**DATASET EXTRACT**
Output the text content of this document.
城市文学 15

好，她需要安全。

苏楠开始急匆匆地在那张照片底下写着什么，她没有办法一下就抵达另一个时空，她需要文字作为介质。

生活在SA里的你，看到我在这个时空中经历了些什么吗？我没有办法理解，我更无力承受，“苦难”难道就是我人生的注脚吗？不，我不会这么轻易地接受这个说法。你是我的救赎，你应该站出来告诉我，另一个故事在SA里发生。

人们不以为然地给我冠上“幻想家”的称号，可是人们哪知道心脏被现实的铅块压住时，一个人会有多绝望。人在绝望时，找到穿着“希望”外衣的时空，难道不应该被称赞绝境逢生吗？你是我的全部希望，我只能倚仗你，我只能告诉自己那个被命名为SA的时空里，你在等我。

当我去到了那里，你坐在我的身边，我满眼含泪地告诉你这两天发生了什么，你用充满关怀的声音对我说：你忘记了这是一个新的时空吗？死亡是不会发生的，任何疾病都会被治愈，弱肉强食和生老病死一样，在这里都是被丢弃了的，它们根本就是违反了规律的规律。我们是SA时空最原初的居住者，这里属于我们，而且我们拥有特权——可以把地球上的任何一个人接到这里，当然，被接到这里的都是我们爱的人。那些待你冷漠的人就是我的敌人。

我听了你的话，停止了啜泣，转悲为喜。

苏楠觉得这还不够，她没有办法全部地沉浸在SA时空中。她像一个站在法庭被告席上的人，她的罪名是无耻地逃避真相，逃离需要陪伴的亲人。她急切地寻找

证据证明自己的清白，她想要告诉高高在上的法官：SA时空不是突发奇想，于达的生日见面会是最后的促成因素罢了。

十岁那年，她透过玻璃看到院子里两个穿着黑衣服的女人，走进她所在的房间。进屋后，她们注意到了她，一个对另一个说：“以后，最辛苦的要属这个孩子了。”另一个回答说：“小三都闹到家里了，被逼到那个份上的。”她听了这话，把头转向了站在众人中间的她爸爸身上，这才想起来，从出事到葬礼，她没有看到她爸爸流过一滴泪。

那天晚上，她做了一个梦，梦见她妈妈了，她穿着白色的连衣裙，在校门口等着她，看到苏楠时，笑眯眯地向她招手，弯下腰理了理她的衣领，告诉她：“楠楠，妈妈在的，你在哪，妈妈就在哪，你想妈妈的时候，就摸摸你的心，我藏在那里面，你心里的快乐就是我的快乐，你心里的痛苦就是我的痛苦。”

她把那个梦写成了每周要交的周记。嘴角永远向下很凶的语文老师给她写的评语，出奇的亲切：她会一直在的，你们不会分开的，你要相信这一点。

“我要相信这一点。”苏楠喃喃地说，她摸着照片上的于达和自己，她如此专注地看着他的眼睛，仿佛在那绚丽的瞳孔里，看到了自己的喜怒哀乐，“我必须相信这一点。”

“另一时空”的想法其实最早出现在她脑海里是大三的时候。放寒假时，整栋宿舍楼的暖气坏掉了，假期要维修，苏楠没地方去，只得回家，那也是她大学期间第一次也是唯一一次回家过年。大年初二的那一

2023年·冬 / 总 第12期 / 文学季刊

---

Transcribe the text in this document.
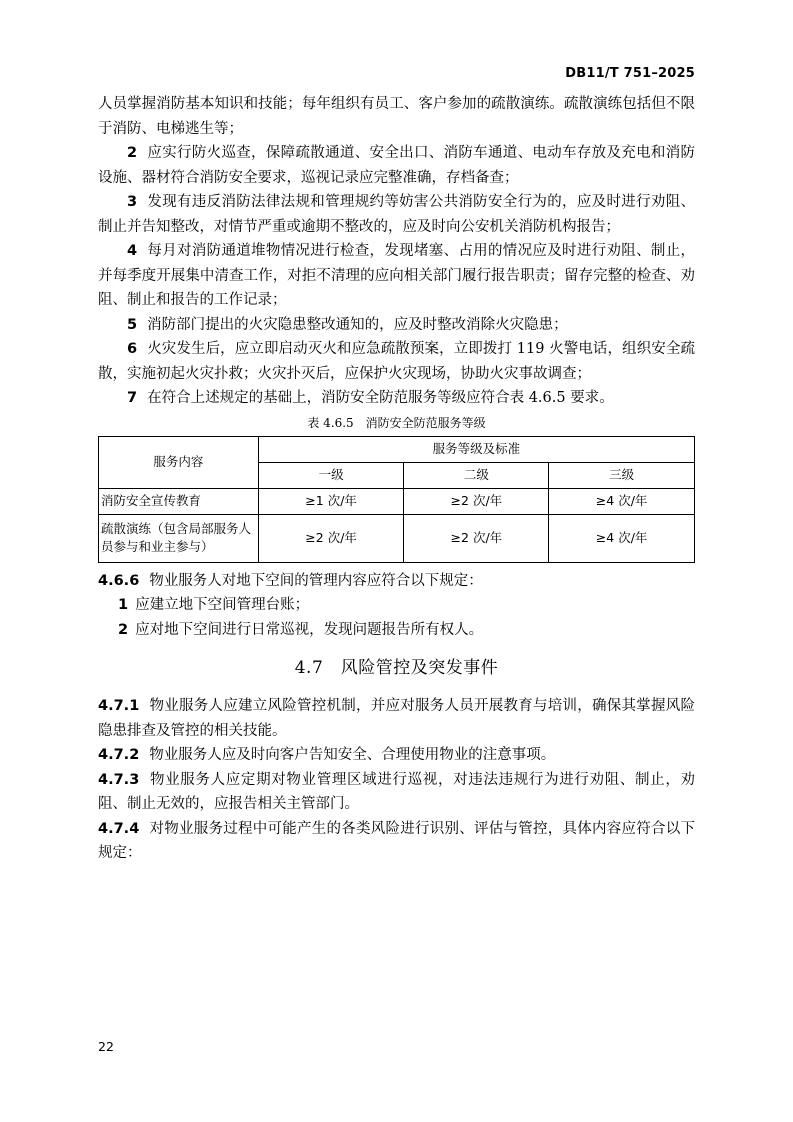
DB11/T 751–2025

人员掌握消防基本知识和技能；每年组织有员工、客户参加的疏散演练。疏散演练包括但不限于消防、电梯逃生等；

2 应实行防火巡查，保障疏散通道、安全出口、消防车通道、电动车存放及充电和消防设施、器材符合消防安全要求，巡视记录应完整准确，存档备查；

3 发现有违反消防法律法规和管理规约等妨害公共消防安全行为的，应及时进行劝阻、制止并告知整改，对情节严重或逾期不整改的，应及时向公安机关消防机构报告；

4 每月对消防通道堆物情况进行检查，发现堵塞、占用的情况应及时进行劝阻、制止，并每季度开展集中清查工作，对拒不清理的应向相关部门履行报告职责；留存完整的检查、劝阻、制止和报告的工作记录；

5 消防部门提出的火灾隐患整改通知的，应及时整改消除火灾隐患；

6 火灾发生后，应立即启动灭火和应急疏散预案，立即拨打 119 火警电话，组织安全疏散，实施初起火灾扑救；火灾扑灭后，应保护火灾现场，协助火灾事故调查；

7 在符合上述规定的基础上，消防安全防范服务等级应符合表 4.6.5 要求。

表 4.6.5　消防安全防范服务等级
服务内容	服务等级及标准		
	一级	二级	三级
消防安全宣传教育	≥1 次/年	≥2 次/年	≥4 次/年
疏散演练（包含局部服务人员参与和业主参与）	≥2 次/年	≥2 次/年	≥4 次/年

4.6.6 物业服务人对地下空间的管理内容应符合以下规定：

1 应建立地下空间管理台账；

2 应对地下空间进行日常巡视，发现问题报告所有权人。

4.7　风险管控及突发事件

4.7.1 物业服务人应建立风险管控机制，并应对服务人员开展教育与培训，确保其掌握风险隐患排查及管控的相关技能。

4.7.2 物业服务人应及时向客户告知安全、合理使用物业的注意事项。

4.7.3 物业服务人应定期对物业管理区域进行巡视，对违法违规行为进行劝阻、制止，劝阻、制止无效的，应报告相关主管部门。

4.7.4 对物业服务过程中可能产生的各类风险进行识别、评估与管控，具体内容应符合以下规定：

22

**SHORT PROBLEM**
Copy each line of the entries that includes the word "document".

**RESULT OF THE TASK**
Output the text content of this document.
Transcribe the text in this document.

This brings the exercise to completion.